__STORED RECORDS__.
--- Begin ---
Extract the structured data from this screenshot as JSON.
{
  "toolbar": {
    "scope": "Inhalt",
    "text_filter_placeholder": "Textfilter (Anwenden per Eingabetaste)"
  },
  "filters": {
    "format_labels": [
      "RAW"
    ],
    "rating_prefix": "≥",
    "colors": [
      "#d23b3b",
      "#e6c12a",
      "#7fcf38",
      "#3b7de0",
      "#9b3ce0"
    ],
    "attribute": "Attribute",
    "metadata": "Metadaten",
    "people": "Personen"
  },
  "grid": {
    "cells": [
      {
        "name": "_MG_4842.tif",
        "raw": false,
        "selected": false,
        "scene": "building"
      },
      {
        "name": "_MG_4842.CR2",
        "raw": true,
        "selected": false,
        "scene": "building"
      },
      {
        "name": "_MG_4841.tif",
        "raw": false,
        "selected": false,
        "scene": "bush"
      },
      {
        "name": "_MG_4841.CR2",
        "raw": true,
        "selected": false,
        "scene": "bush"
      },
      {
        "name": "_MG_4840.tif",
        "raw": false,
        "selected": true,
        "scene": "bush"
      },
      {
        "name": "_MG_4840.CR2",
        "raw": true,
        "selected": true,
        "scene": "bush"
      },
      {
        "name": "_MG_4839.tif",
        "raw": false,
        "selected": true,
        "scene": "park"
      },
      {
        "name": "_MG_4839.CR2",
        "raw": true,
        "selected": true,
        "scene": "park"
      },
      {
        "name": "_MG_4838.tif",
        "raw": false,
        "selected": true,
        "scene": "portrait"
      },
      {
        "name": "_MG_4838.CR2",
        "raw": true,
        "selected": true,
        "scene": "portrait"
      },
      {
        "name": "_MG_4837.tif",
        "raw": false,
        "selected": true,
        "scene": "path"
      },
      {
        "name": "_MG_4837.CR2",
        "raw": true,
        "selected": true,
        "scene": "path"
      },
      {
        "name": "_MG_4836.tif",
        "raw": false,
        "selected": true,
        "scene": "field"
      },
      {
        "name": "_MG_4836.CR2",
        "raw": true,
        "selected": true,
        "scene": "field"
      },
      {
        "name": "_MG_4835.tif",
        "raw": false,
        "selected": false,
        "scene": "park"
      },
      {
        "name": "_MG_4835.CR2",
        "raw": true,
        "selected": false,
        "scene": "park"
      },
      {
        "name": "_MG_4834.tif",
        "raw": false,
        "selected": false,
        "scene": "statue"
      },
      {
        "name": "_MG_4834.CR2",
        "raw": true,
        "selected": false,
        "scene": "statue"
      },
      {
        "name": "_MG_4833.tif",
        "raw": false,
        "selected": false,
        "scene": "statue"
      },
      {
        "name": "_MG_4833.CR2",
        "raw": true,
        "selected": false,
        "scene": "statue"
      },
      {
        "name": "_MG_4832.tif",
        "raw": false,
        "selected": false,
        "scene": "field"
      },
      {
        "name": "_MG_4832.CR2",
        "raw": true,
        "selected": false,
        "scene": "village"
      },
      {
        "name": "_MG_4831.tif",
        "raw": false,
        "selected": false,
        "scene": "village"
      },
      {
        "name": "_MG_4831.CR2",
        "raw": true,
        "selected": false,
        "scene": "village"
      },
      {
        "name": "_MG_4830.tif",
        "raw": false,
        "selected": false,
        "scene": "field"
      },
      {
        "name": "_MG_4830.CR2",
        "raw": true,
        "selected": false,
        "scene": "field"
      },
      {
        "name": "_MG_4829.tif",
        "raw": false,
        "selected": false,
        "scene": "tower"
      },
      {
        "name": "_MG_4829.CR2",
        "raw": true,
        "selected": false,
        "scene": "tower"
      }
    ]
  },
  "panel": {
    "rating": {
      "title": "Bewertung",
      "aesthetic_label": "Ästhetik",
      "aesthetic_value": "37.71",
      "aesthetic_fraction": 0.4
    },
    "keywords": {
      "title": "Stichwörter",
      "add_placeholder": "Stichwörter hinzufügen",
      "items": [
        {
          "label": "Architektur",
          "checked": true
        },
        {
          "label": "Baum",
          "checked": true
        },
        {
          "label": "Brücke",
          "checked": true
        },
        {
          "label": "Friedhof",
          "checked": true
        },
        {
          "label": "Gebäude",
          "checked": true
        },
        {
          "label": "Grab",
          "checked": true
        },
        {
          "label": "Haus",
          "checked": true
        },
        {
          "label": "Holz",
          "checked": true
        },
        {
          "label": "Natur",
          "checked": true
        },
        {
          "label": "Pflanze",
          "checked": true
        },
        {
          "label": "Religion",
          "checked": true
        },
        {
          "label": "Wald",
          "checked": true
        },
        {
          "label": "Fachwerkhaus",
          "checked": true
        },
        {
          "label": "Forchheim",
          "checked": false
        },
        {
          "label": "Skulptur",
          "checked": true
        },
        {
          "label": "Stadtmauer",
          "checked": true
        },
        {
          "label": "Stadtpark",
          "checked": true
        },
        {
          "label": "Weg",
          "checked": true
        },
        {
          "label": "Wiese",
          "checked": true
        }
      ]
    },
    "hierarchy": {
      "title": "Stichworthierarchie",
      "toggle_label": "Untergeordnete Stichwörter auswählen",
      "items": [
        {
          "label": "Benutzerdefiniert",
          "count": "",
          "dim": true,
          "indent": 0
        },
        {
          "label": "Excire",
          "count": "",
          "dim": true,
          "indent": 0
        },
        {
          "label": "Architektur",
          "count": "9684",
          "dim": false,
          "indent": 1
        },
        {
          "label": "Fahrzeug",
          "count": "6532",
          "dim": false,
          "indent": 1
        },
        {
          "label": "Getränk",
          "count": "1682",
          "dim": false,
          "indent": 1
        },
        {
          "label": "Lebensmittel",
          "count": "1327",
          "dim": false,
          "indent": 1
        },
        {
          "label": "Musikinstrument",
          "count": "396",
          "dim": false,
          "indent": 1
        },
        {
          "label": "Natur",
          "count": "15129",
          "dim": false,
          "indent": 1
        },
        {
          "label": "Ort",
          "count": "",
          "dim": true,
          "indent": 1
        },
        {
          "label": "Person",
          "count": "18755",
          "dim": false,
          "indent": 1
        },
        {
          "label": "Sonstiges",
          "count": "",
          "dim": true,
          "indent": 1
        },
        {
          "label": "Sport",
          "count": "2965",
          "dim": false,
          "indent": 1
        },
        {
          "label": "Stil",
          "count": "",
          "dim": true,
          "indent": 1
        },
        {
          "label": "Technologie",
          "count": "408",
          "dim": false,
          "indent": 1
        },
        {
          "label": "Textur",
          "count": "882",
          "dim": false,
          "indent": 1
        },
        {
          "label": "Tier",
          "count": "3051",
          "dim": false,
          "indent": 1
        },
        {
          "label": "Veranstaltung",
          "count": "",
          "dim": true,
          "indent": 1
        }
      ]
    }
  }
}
--- End ---
All of the records must be repeated exactly.

__TASK OUTPUT__.
Extract the structured data from this screenshot as JSON.
{
  "toolbar": {
    "scope": "Inhalt",
    "text_filter_placeholder": "Textfilter (Anwenden per Eingabetaste)"
  },
  "filters": {
    "format_labels": [
      "RAW"
    ],
    "rating_prefix": "≥",
    "colors": [
      "#d23b3b",
      "#e6c12a",
      "#7fcf38",
      "#3b7de0",
      "#9b3ce0"
    ],
    "attribute": "Attribute",
    "metadata": "Metadaten",
    "people": "Personen"
  },
  "grid": {
    "cells": [
      {
        "name": "_MG_4842.tif",
        "raw": false,
        "selected": false,
        "scene": "building"
      },
      {
        "name": "_MG_4842.CR2",
        "raw": true,
        "selected": false,
        "scene": "building"
      },
      {
        "name": "_MG_4841.tif",
        "raw": false,
        "selected": false,
        "scene": "bush"
      },
      {
        "name": "_MG_4841.CR2",
        "raw": true,
        "selected": false,
        "scene": "bush"
      },
      {
        "name": "_MG_4840.tif",
        "raw": false,
        "selected": true,
        "scene": "bush"
      },
      {
        "name": "_MG_4840.CR2",
        "raw": true,
        "selected": true,
        "scene": "bush"
      },
      {
        "name": "_MG_4839.tif",
        "raw": false,
        "selected": true,
        "scene": "park"
      },
      {
        "name": "_MG_4839.CR2",
        "raw": true,
        "selected": true,
        "scene": "park"
      },
      {
        "name": "_MG_4838.tif",
        "raw": false,
        "selected": true,
        "scene": "portrait"
      },
      {
        "name": "_MG_4838.CR2",
        "raw": true,
        "selected": true,
        "scene": "portrait"
      },
      {
        "name": "_MG_4837.tif",
        "raw": false,
        "selected": true,
        "scene": "path"
      },
      {
        "name": "_MG_4837.CR2",
        "raw": true,
        "selected": true,
        "scene": "path"
      },
      {
        "name": "_MG_4836.tif",
        "raw": false,
        "selected": true,
        "scene": "field"
      },
      {
        "name": "_MG_4836.CR2",
        "raw": true,
        "selected": true,
        "scene": "field"
      },
      {
        "name": "_MG_4835.tif",
        "raw": false,
        "selected": false,
        "scene": "park"
      },
      {
        "name": "_MG_4835.CR2",
        "raw": true,
        "selected": false,
        "scene": "park"
      },
      {
        "name": "_MG_4834.tif",
        "raw": false,
        "selected": false,
        "scene": "statue"
      },
      {
        "name": "_MG_4834.CR2",
        "raw": true,
        "selected": false,
        "scene": "statue"
      },
      {
        "name": "_MG_4833.tif",
        "raw": false,
        "selected": false,
        "scene": "statue"
      },
      {
        "name": "_MG_4833.CR2",
        "raw": true,
        "selected": false,
        "scene": "statue"
      },
      {
        "name": "_MG_4832.tif",
        "raw": false,
        "selected": false,
        "scene": "field"
      },
      {
        "name": "_MG_4832.CR2",
        "raw": true,
        "selected": false,
        "scene": "village"
      },
      {
        "name": "_MG_4831.tif",
        "raw": false,
        "selected": false,
        "scene": "village"
      },
      {
        "name": "_MG_4831.CR2",
        "raw": true,
        "selected": false,
        "scene": "village"
      },
      {
        "name": "_MG_4830.tif",
        "raw": false,
        "selected": false,
        "scene": "field"
      },
      {
        "name": "_MG_4830.CR2",
        "raw": true,
        "selected": false,
        "scene": "field"
      },
      {
        "name": "_MG_4829.tif",
        "raw": false,
        "selected": false,
        "scene": "tower"
      },
      {
        "name": "_MG_4829.CR2",
        "raw": true,
        "selected": false,
        "scene": "tower"
      }
    ]
  },
  "panel": {
    "rating": {
      "title": "Bewertung",
      "aesthetic_label": "Ästhetik",
      "aesthetic_value": "37.71",
      "aesthetic_fraction": 0.4
    },
    "keywords": {
      "title": "Stichwörter",
      "add_placeholder": "Stichwörter hinzufügen",
      "items": [
        {
          "label": "Architektur",
          "checked": true
        },
        {
          "label": "Baum",
          "checked": true
        },
        {
          "label": "Brücke",
          "checked": true
        },
        {
          "label": "Friedhof",
          "checked": true
        },
        {
          "label": "Gebäude",
          "checked": true
        },
        {
          "label": "Grab",
          "checked": true
        },
        {
          "label": "Haus",
          "checked": true
        },
        {
          "label": "Holz",
          "checked": true
        },
        {
          "label": "Natur",
          "checked": true
        },
        {
          "label": "Pflanze",
          "checked": true
        },
        {
          "label": "Religion",
          "checked": true
        },
        {
          "label": "Wald",
          "checked": true
        },
        {
          "label": "Fachwerkhaus",
          "checked": true
        },
        {
          "label": "Forchheim",
          "checked": false
        },
        {
          "label": "Skulptur",
          "checked": true
        },
        {
          "label": "Stadtmauer",
          "checked": true
        },
        {
          "label": "Stadtpark",
          "checked": true
        },
        {
          "label": "Weg",
          "checked": true
        },
        {
          "label": "Wiese",
          "checked": true
        }
      ]
    },
    "hierarchy": {
      "title": "Stichworthierarchie",
      "toggle_label": "Untergeordnete Stichwörter auswählen",
      "items": [
        {
          "label": "Benutzerdefiniert",
          "count": "",
          "dim": true,
          "indent": 0
        },
        {
          "label": "Excire",
          "count": "",
          "dim": true,
          "indent": 0
        },
        {
          "label": "Architektur",
          "count": "9684",
          "dim": false,
          "indent": 1
        },
        {
          "label": "Fahrzeug",
          "count": "6532",
          "dim": false,
          "indent": 1
        },
        {
          "label": "Getränk",
          "count": "1682",
          "dim": false,
          "indent": 1
        },
        {
          "label": "Lebensmittel",
          "count": "1327",
          "dim": false,
          "indent": 1
        },
        {
          "label": "Musikinstrument",
          "count": "396",
          "dim": false,
          "indent": 1
        },
        {
          "label": "Natur",
          "count": "15129",
          "dim": false,
          "indent": 1
        },
        {
          "label": "Ort",
          "count": "",
          "dim": true,
          "indent": 1
        },
        {
          "label": "Person",
          "count": "18755",
          "dim": false,
          "indent": 1
        },
        {
          "label": "Sonstiges",
          "count": "",
          "dim": true,
          "indent": 1
        },
        {
          "label": "Sport",
          "count": "2965",
          "dim": false,
          "indent": 1
        },
        {
          "label": "Stil",
          "count": "",
          "dim": true,
          "indent": 1
        },
        {
          "label": "Technologie",
          "count": "408",
          "dim": false,
          "indent": 1
        },
        {
          "label": "Textur",
          "count": "882",
          "dim": false,
          "indent": 1
        },
        {
          "label": "Tier",
          "count": "3051",
          "dim": false,
          "indent": 1
        },
        {
          "label": "Veranstaltung",
          "count": "",
          "dim": true,
          "indent": 1
        }
      ]
    }
  }
}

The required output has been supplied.